● Problem to work on
How many lines of the data hold the word "entry"? State the number and nothing else.

● Input records
'''

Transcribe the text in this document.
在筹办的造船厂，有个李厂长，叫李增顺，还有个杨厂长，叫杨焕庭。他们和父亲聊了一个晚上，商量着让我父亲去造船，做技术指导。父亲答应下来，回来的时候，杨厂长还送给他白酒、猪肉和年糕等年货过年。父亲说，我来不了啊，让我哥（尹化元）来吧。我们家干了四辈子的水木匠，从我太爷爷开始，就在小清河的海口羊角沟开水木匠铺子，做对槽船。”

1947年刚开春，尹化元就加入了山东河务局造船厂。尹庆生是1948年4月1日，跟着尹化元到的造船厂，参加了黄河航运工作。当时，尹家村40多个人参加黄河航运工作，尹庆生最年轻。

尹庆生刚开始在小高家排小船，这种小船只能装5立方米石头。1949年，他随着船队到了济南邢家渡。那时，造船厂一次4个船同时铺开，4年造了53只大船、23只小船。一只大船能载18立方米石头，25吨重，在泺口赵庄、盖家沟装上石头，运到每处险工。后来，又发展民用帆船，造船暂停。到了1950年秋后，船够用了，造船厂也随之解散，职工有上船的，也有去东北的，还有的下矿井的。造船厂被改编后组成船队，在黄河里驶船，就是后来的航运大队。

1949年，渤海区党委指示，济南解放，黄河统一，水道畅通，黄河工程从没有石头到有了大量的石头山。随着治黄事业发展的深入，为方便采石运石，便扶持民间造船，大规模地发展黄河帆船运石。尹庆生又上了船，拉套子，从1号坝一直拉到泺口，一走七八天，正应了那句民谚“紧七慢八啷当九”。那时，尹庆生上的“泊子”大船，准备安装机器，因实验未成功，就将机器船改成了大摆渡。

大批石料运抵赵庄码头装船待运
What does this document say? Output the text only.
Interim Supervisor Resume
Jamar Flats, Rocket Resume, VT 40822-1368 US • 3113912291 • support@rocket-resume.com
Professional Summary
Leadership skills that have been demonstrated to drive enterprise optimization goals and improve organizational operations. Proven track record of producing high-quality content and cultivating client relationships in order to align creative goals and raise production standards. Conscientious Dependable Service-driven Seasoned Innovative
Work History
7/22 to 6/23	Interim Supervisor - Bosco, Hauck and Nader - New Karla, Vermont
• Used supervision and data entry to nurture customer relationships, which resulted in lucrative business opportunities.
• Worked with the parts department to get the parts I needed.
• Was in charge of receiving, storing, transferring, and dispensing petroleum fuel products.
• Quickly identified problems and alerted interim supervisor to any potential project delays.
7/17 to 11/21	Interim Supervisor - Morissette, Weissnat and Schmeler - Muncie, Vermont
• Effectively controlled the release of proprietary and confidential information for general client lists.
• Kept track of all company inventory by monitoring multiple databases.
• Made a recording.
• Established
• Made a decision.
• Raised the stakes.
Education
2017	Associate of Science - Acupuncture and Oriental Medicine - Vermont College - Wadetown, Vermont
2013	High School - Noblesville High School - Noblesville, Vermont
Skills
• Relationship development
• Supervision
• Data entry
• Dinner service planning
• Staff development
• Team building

'''

● Finished exercise
2